▸ **WHAT YOU WILL DO**
Return all of the data exactly, with nothing left out but the pictures.

▸ **WORKING DATA**
______________________________
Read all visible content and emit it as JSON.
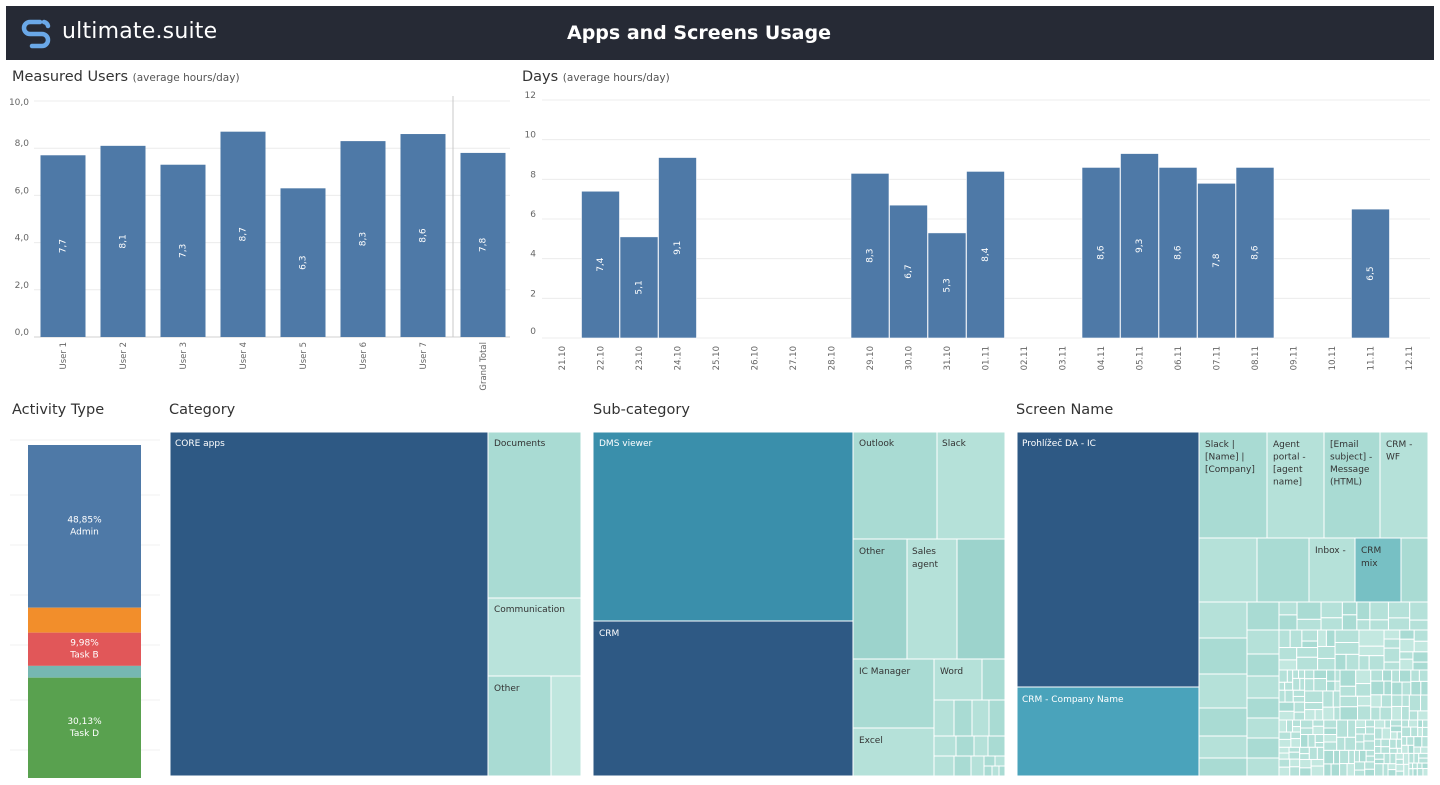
{
  "header": {
    "logo_text": "ultimate.suite",
    "title": "Apps and Screens Usage"
  },
  "colors": {
    "header_bg": "#262a35",
    "bar": "#4e79a7",
    "navy": "#2e5984",
    "teal": "#4aa3bb",
    "teal_mid": "#3a8fab",
    "light_teal": "#a8d9d1",
    "orange": "#f28e2b",
    "red": "#e15759",
    "green": "#59a14f",
    "grey_teal": "#76b7b2"
  },
  "sheets": {
    "measured_users": {
      "title": "Measured Users",
      "subtitle": "(average hours/day)"
    },
    "days": {
      "title": "Days",
      "subtitle": "(average hours/day)"
    },
    "activity_type": {
      "title": "Activity Type"
    },
    "category": {
      "title": "Category"
    },
    "subcategory": {
      "title": "Sub-category"
    },
    "screen_name": {
      "title": "Screen Name"
    }
  },
  "chart_data": [
    {
      "id": "measured_users",
      "type": "bar",
      "categories": [
        "User 1",
        "User 2",
        "User 3",
        "User 4",
        "User 5",
        "User 6",
        "User 7",
        "Grand Total"
      ],
      "values": [
        7.7,
        8.1,
        7.3,
        8.7,
        6.3,
        8.3,
        8.6,
        7.8
      ],
      "labels": [
        "7,7",
        "8,1",
        "7,3",
        "8,7",
        "6,3",
        "8,3",
        "8,6",
        "7,8"
      ],
      "yticks": [
        "0,0",
        "2,0",
        "4,0",
        "6,0",
        "8,0",
        "10,0"
      ],
      "ylim": [
        0,
        10
      ]
    },
    {
      "id": "days",
      "type": "bar",
      "categories": [
        "21.10",
        "22.10",
        "23.10",
        "24.10",
        "25.10",
        "26.10",
        "27.10",
        "28.10",
        "29.10",
        "30.10",
        "31.10",
        "01.11",
        "02.11",
        "03.11",
        "04.11",
        "05.11",
        "06.11",
        "07.11",
        "08.11",
        "09.11",
        "10.11",
        "11.11",
        "12.11"
      ],
      "values": [
        null,
        7.4,
        5.1,
        9.1,
        null,
        null,
        null,
        null,
        8.3,
        6.7,
        5.3,
        8.4,
        null,
        null,
        8.6,
        9.3,
        8.6,
        7.8,
        8.6,
        null,
        null,
        6.5,
        null
      ],
      "labels": [
        "",
        "7,4",
        "5,1",
        "9,1",
        "",
        "",
        "",
        "",
        "8,3",
        "6,7",
        "5,3",
        "8,4",
        "",
        "",
        "8,6",
        "9,3",
        "8,6",
        "7,8",
        "8,6",
        "",
        "",
        "6,5",
        ""
      ],
      "yticks": [
        "0",
        "2",
        "4",
        "6",
        "8",
        "10",
        "12"
      ],
      "ylim": [
        0,
        12
      ]
    },
    {
      "id": "activity_type",
      "type": "bar",
      "stacked": true,
      "segments": [
        {
          "name": "Admin",
          "value": 48.85,
          "label": "48,85%",
          "color": "#4e79a7"
        },
        {
          "name": "",
          "value": 7.5,
          "label": "",
          "color": "#f28e2b"
        },
        {
          "name": "Task B",
          "value": 9.98,
          "label": "9,98%",
          "color": "#e15759"
        },
        {
          "name": "",
          "value": 3.54,
          "label": "",
          "color": "#76b7b2"
        },
        {
          "name": "Task D",
          "value": 30.13,
          "label": "30,13%",
          "color": "#59a14f"
        }
      ]
    },
    {
      "id": "category",
      "type": "table",
      "treemap": true,
      "items": [
        {
          "label": "CORE apps"
        },
        {
          "label": "Documents"
        },
        {
          "label": "Communication"
        },
        {
          "label": "Other"
        }
      ]
    },
    {
      "id": "subcategory",
      "type": "table",
      "treemap": true,
      "items": [
        {
          "label": "DMS viewer"
        },
        {
          "label": "CRM"
        },
        {
          "label": "Outlook"
        },
        {
          "label": "Slack"
        },
        {
          "label": "Other"
        },
        {
          "label": "Sales agent"
        },
        {
          "label": "IC Manager"
        },
        {
          "label": "Word"
        },
        {
          "label": "Excel"
        }
      ]
    },
    {
      "id": "screen_name",
      "type": "table",
      "treemap": true,
      "items": [
        {
          "label": "Prohlížeč DA - IC"
        },
        {
          "label": "CRM - Company Name"
        },
        {
          "label": "Slack | [Name] | [Company]"
        },
        {
          "label": "Agent portal - [agent name]"
        },
        {
          "label": "[Email subject] - Message (HTML)"
        },
        {
          "label": "CRM - WF"
        },
        {
          "label": "Inbox -"
        },
        {
          "label": "CRM mix"
        }
      ]
    }
  ]
}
______________________________
▸ **TASK SOLUTION**
Read all visible content and emit it as JSON.
{
  "header": {
    "logo_text": "ultimate.suite",
    "title": "Apps and Screens Usage"
  },
  "colors": {
    "header_bg": "#262a35",
    "bar": "#4e79a7",
    "navy": "#2e5984",
    "teal": "#4aa3bb",
    "teal_mid": "#3a8fab",
    "light_teal": "#a8d9d1",
    "orange": "#f28e2b",
    "red": "#e15759",
    "green": "#59a14f",
    "grey_teal": "#76b7b2"
  },
  "sheets": {
    "measured_users": {
      "title": "Measured Users",
      "subtitle": "(average hours/day)"
    },
    "days": {
      "title": "Days",
      "subtitle": "(average hours/day)"
    },
    "activity_type": {
      "title": "Activity Type"
    },
    "category": {
      "title": "Category"
    },
    "subcategory": {
      "title": "Sub-category"
    },
    "screen_name": {
      "title": "Screen Name"
    }
  },
  "chart_data": [
    {
      "id": "measured_users",
      "type": "bar",
      "categories": [
        "User 1",
        "User 2",
        "User 3",
        "User 4",
        "User 5",
        "User 6",
        "User 7",
        "Grand Total"
      ],
      "values": [
        7.7,
        8.1,
        7.3,
        8.7,
        6.3,
        8.3,
        8.6,
        7.8
      ],
      "labels": [
        "7,7",
        "8,1",
        "7,3",
        "8,7",
        "6,3",
        "8,3",
        "8,6",
        "7,8"
      ],
      "yticks": [
        "0,0",
        "2,0",
        "4,0",
        "6,0",
        "8,0",
        "10,0"
      ],
      "ylim": [
        0,
        10
      ]
    },
    {
      "id": "days",
      "type": "bar",
      "categories": [
        "21.10",
        "22.10",
        "23.10",
        "24.10",
        "25.10",
        "26.10",
        "27.10",
        "28.10",
        "29.10",
        "30.10",
        "31.10",
        "01.11",
        "02.11",
        "03.11",
        "04.11",
        "05.11",
        "06.11",
        "07.11",
        "08.11",
        "09.11",
        "10.11",
        "11.11",
        "12.11"
      ],
      "values": [
        null,
        7.4,
        5.1,
        9.1,
        null,
        null,
        null,
        null,
        8.3,
        6.7,
        5.3,
        8.4,
        null,
        null,
        8.6,
        9.3,
        8.6,
        7.8,
        8.6,
        null,
        null,
        6.5,
        null
      ],
      "labels": [
        "",
        "7,4",
        "5,1",
        "9,1",
        "",
        "",
        "",
        "",
        "8,3",
        "6,7",
        "5,3",
        "8,4",
        "",
        "",
        "8,6",
        "9,3",
        "8,6",
        "7,8",
        "8,6",
        "",
        "",
        "6,5",
        ""
      ],
      "yticks": [
        "0",
        "2",
        "4",
        "6",
        "8",
        "10",
        "12"
      ],
      "ylim": [
        0,
        12
      ]
    },
    {
      "id": "activity_type",
      "type": "bar",
      "stacked": true,
      "segments": [
        {
          "name": "Admin",
          "value": 48.85,
          "label": "48,85%",
          "color": "#4e79a7"
        },
        {
          "name": "",
          "value": 7.5,
          "label": "",
          "color": "#f28e2b"
        },
        {
          "name": "Task B",
          "value": 9.98,
          "label": "9,98%",
          "color": "#e15759"
        },
        {
          "name": "",
          "value": 3.54,
          "label": "",
          "color": "#76b7b2"
        },
        {
          "name": "Task D",
          "value": 30.13,
          "label": "30,13%",
          "color": "#59a14f"
        }
      ]
    },
    {
      "id": "category",
      "type": "table",
      "treemap": true,
      "items": [
        {
          "label": "CORE apps"
        },
        {
          "label": "Documents"
        },
        {
          "label": "Communication"
        },
        {
          "label": "Other"
        }
      ]
    },
    {
      "id": "subcategory",
      "type": "table",
      "treemap": true,
      "items": [
        {
          "label": "DMS viewer"
        },
        {
          "label": "CRM"
        },
        {
          "label": "Outlook"
        },
        {
          "label": "Slack"
        },
        {
          "label": "Other"
        },
        {
          "label": "Sales agent"
        },
        {
          "label": "IC Manager"
        },
        {
          "label": "Word"
        },
        {
          "label": "Excel"
        }
      ]
    },
    {
      "id": "screen_name",
      "type": "table",
      "treemap": true,
      "items": [
        {
          "label": "Prohlížeč DA - IC"
        },
        {
          "label": "CRM - Company Name"
        },
        {
          "label": "Slack | [Name] | [Company]"
        },
        {
          "label": "Agent portal - [agent name]"
        },
        {
          "label": "[Email subject] - Message (HTML)"
        },
        {
          "label": "CRM - WF"
        },
        {
          "label": "Inbox -"
        },
        {
          "label": "CRM mix"
        }
      ]
    }
  ]
}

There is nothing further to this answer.